■ DATASET ENTRIES
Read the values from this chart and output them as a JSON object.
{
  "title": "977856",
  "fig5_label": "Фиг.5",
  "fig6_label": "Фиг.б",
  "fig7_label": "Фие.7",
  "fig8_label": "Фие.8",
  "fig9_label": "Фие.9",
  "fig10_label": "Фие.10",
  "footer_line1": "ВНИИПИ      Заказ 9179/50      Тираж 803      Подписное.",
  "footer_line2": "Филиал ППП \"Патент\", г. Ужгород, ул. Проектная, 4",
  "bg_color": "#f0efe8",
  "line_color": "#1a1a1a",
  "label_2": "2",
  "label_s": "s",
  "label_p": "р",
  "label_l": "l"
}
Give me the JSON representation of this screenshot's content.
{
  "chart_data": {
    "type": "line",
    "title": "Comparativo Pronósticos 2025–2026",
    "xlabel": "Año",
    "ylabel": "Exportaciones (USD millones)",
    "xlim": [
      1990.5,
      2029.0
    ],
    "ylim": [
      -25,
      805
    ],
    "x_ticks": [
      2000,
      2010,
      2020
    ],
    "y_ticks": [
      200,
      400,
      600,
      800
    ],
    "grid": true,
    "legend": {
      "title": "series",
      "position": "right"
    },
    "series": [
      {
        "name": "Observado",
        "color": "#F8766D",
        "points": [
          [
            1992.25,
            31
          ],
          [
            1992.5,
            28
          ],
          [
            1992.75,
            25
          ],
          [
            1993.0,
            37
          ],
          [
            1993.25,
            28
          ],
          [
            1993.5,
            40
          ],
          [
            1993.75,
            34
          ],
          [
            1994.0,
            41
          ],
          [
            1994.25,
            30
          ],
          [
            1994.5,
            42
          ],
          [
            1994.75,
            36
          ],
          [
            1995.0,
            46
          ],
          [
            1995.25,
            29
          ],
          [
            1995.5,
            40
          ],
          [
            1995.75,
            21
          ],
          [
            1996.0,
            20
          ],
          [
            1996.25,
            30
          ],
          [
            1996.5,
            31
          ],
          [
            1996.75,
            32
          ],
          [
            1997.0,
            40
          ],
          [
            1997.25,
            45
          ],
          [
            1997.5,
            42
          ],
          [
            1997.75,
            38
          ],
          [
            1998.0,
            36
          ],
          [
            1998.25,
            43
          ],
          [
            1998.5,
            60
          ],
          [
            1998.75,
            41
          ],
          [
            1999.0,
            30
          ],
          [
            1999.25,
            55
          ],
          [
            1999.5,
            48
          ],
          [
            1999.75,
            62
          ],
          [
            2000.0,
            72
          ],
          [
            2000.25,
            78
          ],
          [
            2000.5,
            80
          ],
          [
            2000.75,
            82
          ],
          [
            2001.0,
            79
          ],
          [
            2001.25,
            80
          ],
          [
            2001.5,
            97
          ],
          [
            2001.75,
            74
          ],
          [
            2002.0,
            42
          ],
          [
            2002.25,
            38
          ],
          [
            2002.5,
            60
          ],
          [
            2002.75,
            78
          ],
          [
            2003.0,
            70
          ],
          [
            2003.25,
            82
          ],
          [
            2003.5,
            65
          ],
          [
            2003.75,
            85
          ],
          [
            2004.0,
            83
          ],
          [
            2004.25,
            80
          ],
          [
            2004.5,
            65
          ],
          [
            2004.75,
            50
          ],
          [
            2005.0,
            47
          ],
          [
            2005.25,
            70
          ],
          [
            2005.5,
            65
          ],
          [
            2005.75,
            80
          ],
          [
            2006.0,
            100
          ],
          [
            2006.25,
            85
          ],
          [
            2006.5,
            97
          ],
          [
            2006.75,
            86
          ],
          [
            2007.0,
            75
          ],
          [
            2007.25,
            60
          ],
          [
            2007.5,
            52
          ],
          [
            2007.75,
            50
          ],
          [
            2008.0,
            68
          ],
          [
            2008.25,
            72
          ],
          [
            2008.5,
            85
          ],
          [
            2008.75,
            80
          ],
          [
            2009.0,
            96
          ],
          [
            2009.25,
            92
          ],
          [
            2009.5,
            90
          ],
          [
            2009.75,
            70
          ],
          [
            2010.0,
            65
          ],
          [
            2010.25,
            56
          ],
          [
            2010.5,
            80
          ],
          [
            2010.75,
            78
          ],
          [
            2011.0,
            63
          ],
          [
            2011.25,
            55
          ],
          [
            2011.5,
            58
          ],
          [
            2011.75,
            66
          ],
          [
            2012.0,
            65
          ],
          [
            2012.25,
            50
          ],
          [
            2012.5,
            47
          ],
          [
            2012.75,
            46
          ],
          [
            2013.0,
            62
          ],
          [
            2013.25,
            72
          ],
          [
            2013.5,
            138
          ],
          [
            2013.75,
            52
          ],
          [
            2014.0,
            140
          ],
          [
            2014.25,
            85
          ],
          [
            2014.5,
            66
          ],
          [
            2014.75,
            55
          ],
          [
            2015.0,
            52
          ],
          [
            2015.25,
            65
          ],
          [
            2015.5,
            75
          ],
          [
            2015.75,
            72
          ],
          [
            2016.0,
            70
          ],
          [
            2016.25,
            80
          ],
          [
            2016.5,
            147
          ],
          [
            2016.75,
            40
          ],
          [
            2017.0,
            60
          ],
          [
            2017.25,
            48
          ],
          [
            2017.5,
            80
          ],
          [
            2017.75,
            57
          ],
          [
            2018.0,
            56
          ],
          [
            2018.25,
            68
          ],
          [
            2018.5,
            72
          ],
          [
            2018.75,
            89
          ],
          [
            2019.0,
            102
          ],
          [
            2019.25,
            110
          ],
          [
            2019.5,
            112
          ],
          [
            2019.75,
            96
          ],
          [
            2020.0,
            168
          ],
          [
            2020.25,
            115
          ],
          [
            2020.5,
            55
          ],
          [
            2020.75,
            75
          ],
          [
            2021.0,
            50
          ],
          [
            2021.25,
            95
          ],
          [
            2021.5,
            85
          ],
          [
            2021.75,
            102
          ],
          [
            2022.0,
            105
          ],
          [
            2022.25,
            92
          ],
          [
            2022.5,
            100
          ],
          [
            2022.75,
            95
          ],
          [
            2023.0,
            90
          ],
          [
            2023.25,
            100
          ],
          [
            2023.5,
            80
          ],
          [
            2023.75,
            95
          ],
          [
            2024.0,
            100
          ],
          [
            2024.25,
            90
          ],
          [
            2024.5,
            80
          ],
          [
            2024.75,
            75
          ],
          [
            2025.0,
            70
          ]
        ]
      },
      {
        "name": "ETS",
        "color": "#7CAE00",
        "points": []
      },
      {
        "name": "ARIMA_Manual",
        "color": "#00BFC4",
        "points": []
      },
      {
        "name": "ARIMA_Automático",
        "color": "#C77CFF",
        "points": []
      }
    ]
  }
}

■ PROBLEM TO SOLVE
Output an exact copy of each record.

■ OUTPUT OF THE EXERCISE
Read the values from this chart and output them as a JSON object.
{
  "title": "977856",
  "fig5_label": "Фиг.5",
  "fig6_label": "Фиг.б",
  "fig7_label": "Фие.7",
  "fig8_label": "Фие.8",
  "fig9_label": "Фие.9",
  "fig10_label": "Фие.10",
  "footer_line1": "ВНИИПИ      Заказ 9179/50      Тираж 803      Подписное.",
  "footer_line2": "Филиал ППП \"Патент\", г. Ужгород, ул. Проектная, 4",
  "bg_color": "#f0efe8",
  "line_color": "#1a1a1a",
  "label_2": "2",
  "label_s": "s",
  "label_p": "р",
  "label_l": "l"
}
Give me the JSON representation of this screenshot's content.
{
  "chart_data": {
    "type": "line",
    "title": "Comparativo Pronósticos 2025–2026",
    "xlabel": "Año",
    "ylabel": "Exportaciones (USD millones)",
    "xlim": [
      1990.5,
      2029.0
    ],
    "ylim": [
      -25,
      805
    ],
    "x_ticks": [
      2000,
      2010,
      2020
    ],
    "y_ticks": [
      200,
      400,
      600,
      800
    ],
    "grid": true,
    "legend": {
      "title": "series",
      "position": "right"
    },
    "series": [
      {
        "name": "Observado",
        "color": "#F8766D",
        "points": [
          [
            1992.25,
            31
          ],
          [
            1992.5,
            28
          ],
          [
            1992.75,
            25
          ],
          [
            1993.0,
            37
          ],
          [
            1993.25,
            28
          ],
          [
            1993.5,
            40
          ],
          [
            1993.75,
            34
          ],
          [
            1994.0,
            41
          ],
          [
            1994.25,
            30
          ],
          [
            1994.5,
            42
          ],
          [
            1994.75,
            36
          ],
          [
            1995.0,
            46
          ],
          [
            1995.25,
            29
          ],
          [
            1995.5,
            40
          ],
          [
            1995.75,
            21
          ],
          [
            1996.0,
            20
          ],
          [
            1996.25,
            30
          ],
          [
            1996.5,
            31
          ],
          [
            1996.75,
            32
          ],
          [
            1997.0,
            40
          ],
          [
            1997.25,
            45
          ],
          [
            1997.5,
            42
          ],
          [
            1997.75,
            38
          ],
          [
            1998.0,
            36
          ],
          [
            1998.25,
            43
          ],
          [
            1998.5,
            60
          ],
          [
            1998.75,
            41
          ],
          [
            1999.0,
            30
          ],
          [
            1999.25,
            55
          ],
          [
            1999.5,
            48
          ],
          [
            1999.75,
            62
          ],
          [
            2000.0,
            72
          ],
          [
            2000.25,
            78
          ],
          [
            2000.5,
            80
          ],
          [
            2000.75,
            82
          ],
          [
            2001.0,
            79
          ],
          [
            2001.25,
            80
          ],
          [
            2001.5,
            97
          ],
          [
            2001.75,
            74
          ],
          [
            2002.0,
            42
          ],
          [
            2002.25,
            38
          ],
          [
            2002.5,
            60
          ],
          [
            2002.75,
            78
          ],
          [
            2003.0,
            70
          ],
          [
            2003.25,
            82
          ],
          [
            2003.5,
            65
          ],
          [
            2003.75,
            85
          ],
          [
            2004.0,
            83
          ],
          [
            2004.25,
            80
          ],
          [
            2004.5,
            65
          ],
          [
            2004.75,
            50
          ],
          [
            2005.0,
            47
          ],
          [
            2005.25,
            70
          ],
          [
            2005.5,
            65
          ],
          [
            2005.75,
            80
          ],
          [
            2006.0,
            100
          ],
          [
            2006.25,
            85
          ],
          [
            2006.5,
            97
          ],
          [
            2006.75,
            86
          ],
          [
            2007.0,
            75
          ],
          [
            2007.25,
            60
          ],
          [
            2007.5,
            52
          ],
          [
            2007.75,
            50
          ],
          [
            2008.0,
            68
          ],
          [
            2008.25,
            72
          ],
          [
            2008.5,
            85
          ],
          [
            2008.75,
            80
          ],
          [
            2009.0,
            96
          ],
          [
            2009.25,
            92
          ],
          [
            2009.5,
            90
          ],
          [
            2009.75,
            70
          ],
          [
            2010.0,
            65
          ],
          [
            2010.25,
            56
          ],
          [
            2010.5,
            80
          ],
          [
            2010.75,
            78
          ],
          [
            2011.0,
            63
          ],
          [
            2011.25,
            55
          ],
          [
            2011.5,
            58
          ],
          [
            2011.75,
            66
          ],
          [
            2012.0,
            65
          ],
          [
            2012.25,
            50
          ],
          [
            2012.5,
            47
          ],
          [
            2012.75,
            46
          ],
          [
            2013.0,
            62
          ],
          [
            2013.25,
            72
          ],
          [
            2013.5,
            138
          ],
          [
            2013.75,
            52
          ],
          [
            2014.0,
            140
          ],
          [
            2014.25,
            85
          ],
          [
            2014.5,
            66
          ],
          [
            2014.75,
            55
          ],
          [
            2015.0,
            52
          ],
          [
            2015.25,
            65
          ],
          [
            2015.5,
            75
          ],
          [
            2015.75,
            72
          ],
          [
            2016.0,
            70
          ],
          [
            2016.25,
            80
          ],
          [
            2016.5,
            147
          ],
          [
            2016.75,
            40
          ],
          [
            2017.0,
            60
          ],
          [
            2017.25,
            48
          ],
          [
            2017.5,
            80
          ],
          [
            2017.75,
            57
          ],
          [
            2018.0,
            56
          ],
          [
            2018.25,
            68
          ],
          [
            2018.5,
            72
          ],
          [
            2018.75,
            89
          ],
          [
            2019.0,
            102
          ],
          [
            2019.25,
            110
          ],
          [
            2019.5,
            112
          ],
          [
            2019.75,
            96
          ],
          [
            2020.0,
            168
          ],
          [
            2020.25,
            115
          ],
          [
            2020.5,
            55
          ],
          [
            2020.75,
            75
          ],
          [
            2021.0,
            50
          ],
          [
            2021.25,
            95
          ],
          [
            2021.5,
            85
          ],
          [
            2021.75,
            102
          ],
          [
            2022.0,
            105
          ],
          [
            2022.25,
            92
          ],
          [
            2022.5,
            100
          ],
          [
            2022.75,
            95
          ],
          [
            2023.0,
            90
          ],
          [
            2023.25,
            100
          ],
          [
            2023.5,
            80
          ],
          [
            2023.75,
            95
          ],
          [
            2024.0,
            100
          ],
          [
            2024.25,
            90
          ],
          [
            2024.5,
            80
          ],
          [
            2024.75,
            75
          ],
          [
            2025.0,
            70
          ]
        ]
      },
      {
        "name": "ETS",
        "color": "#7CAE00",
        "points": []
      },
      {
        "name": "ARIMA_Manual",
        "color": "#00BFC4",
        "points": []
      },
      {
        "name": "ARIMA_Automático",
        "color": "#C77CFF",
        "points": []
      }
    ]
  }
}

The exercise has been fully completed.